# [What you have to do]
List every line in this data where the string "internationalmedicalcorps" occurs.

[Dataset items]
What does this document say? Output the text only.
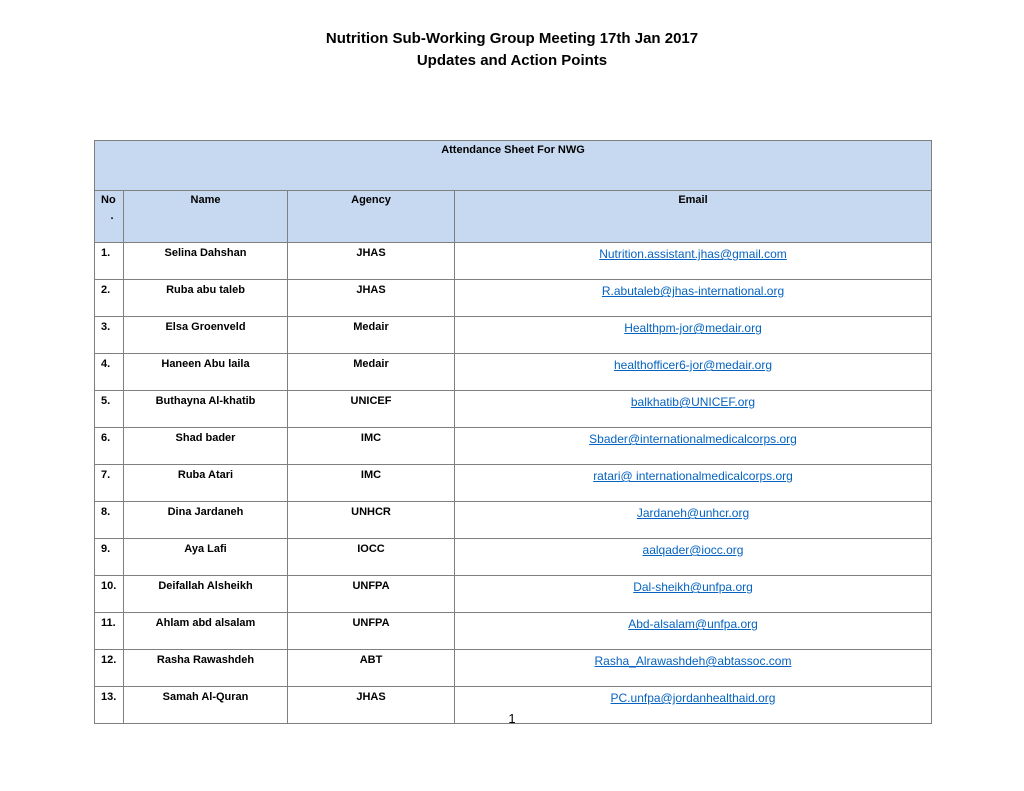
Nutrition Sub-Working Group Meeting 17th Jan 2017
Updates and Action Points
Attendance Sheet For NWG			
No
.	Name	Agency	Email
1.	Selina Dahshan	JHAS	Nutrition.assistant.jhas@gmail.com
2.	Ruba abu taleb	JHAS	R.abutaleb@jhas-international.org
3.	Elsa Groenveld	Medair	Healthpm-jor@medair.org
4.	Haneen Abu laila	Medair	healthofficer6-jor@medair.org
5.	Buthayna Al-khatib	UNICEF	balkhatib@UNICEF.org
6.	Shad bader	IMC	Sbader@internationalmedicalcorps.org
7.	Ruba Atari	IMC	ratari@ internationalmedicalcorps.org
8.	Dina Jardaneh	UNHCR	Jardaneh@unhcr.org
9.	Aya Lafi	IOCC	aalqader@iocc.org
10.	Deifallah Alsheikh	UNFPA	Dal-sheikh@unfpa.org
11.	Ahlam abd alsalam	UNFPA	Abd-alsalam@unfpa.org
12.	Rasha Rawashdeh	ABT	Rasha_Alrawashdeh@abtassoc.com
13.	Samah Al-Quran	JHAS	PC.unfpa@jordanhealthaid.org
1
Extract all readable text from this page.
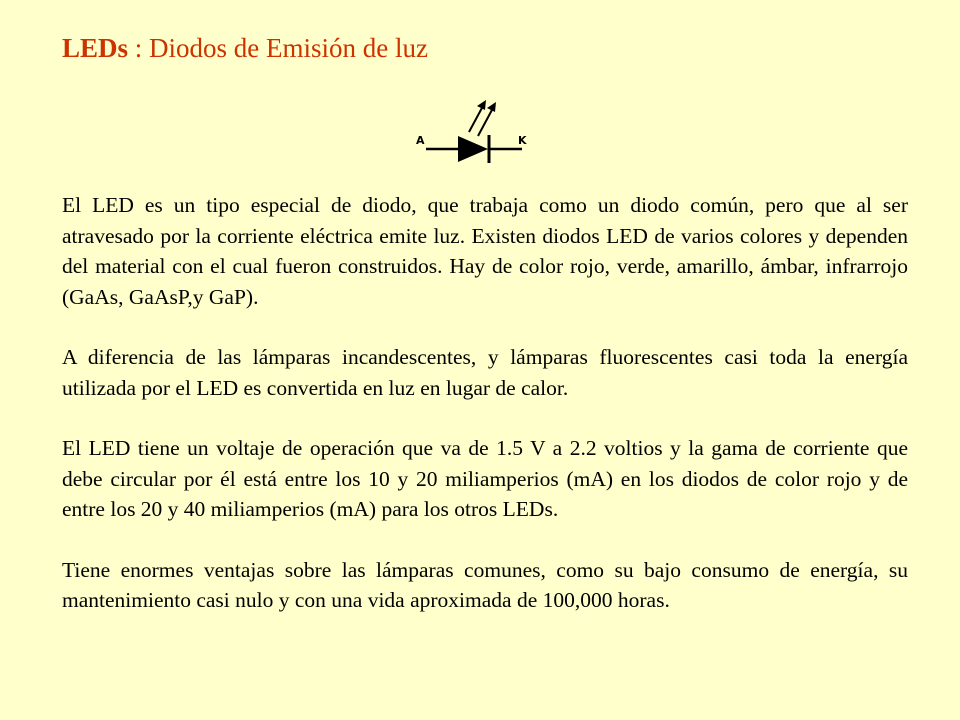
LEDs : Diodos de Emisión de luz
A	K

El LED es un tipo especial de diodo, que trabaja como un diodo común, pero que al ser atravesado por la corriente eléctrica emite luz. Existen diodos LED de varios colores y dependen del material con el cual fueron construidos. Hay de color rojo, verde, amarillo, ámbar, infrarrojo (GaAs, GaAsP,y GaP).

A diferencia de las lámparas incandescentes, y lámparas fluorescentes casi toda la energía utilizada por el LED es convertida en luz en lugar de calor.

El LED tiene un voltaje de operación que va de 1.5 V a 2.2 voltios y la gama de corriente que debe circular por él está entre los 10 y 20 miliamperios (mA) en los diodos de color rojo y de entre los 20 y 40 miliamperios (mA) para los otros LEDs.

Tiene enormes ventajas sobre las lámparas comunes, como su bajo consumo de energía, su mantenimiento casi nulo y con una vida aproximada de 100,000 horas.
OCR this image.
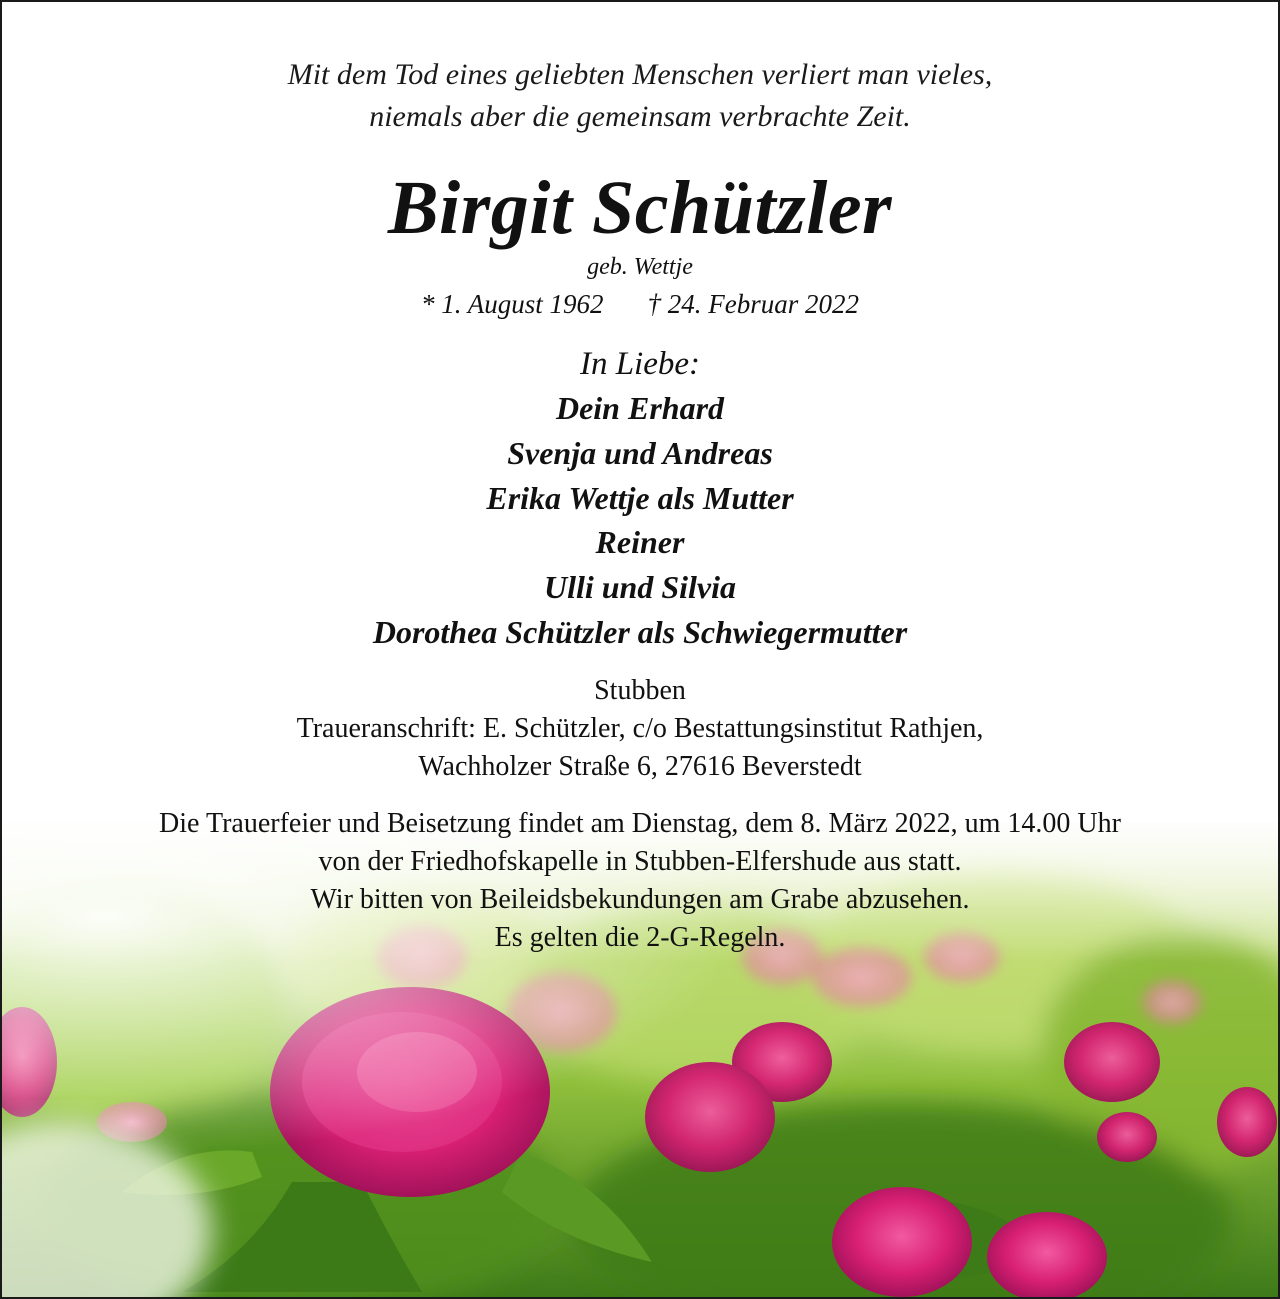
Mit dem Tod eines geliebten Menschen verliert man vieles,
niemals aber die gemeinsam verbrachte Zeit.
Birgit Schützler
geb. Wettje
* 1. August 1962 † 24. Februar 2022
In Liebe:
Dein Erhard
Svenja und Andreas
Erika Wettje als Mutter
Reiner
Ulli und Silvia
Dorothea Schützler als Schwiegermutter
Stubben
Traueranschrift: E. Schützler, c/o Bestattungsinstitut Rathjen,
Wachholzer Straße 6, 27616 Beverstedt
Die Trauerfeier und Beisetzung findet am Dienstag, dem 8. März 2022, um 14.00 Uhr
von der Friedhofskapelle in Stubben-Elfershude aus statt.
Wir bitten von Beileidsbekundungen am Grabe abzusehen.
Es gelten die 2-G-Regeln.
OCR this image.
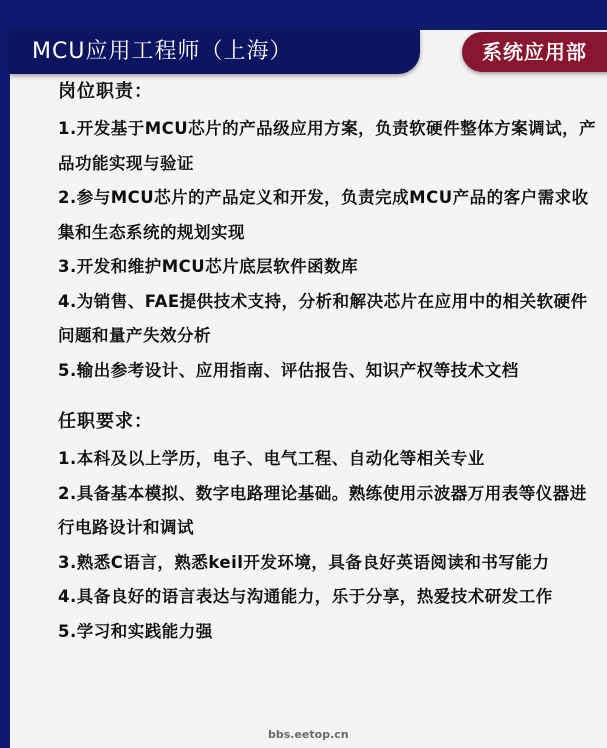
MCU应用工程师（上海）	系统应用部

岗位职责：

1.开发基于MCU芯片的产品级应用方案，负责软硬件整体方案调试，产品功能实现与验证

2.参与MCU芯片的产品定义和开发，负责完成MCU产品的客户需求收集和生态系统的规划实现

3.开发和维护MCU芯片底层软件函数库

4.为销售、FAE提供技术支持，分析和解决芯片在应用中的相关软硬件问题和量产失效分析

5.输出参考设计、应用指南、评估报告、知识产权等技术文档

任职要求：

1.本科及以上学历，电子、电气工程、自动化等相关专业

2.具备基本模拟、数字电路理论基础。熟练使用示波器万用表等仪器进行电路设计和调试

3.熟悉C语言，熟悉keil开发环境，具备良好英语阅读和书写能力

4.具备良好的语言表达与沟通能力，乐于分享，热爱技术研发工作

5.学习和实践能力强

bbs.eetop.cn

# [Task answer]
6.	Shad bader	IMC	Sbader@internationalmedicalcorps.org
7.	Ruba Atari	IMC	ratari@ internationalmedicalcorps.org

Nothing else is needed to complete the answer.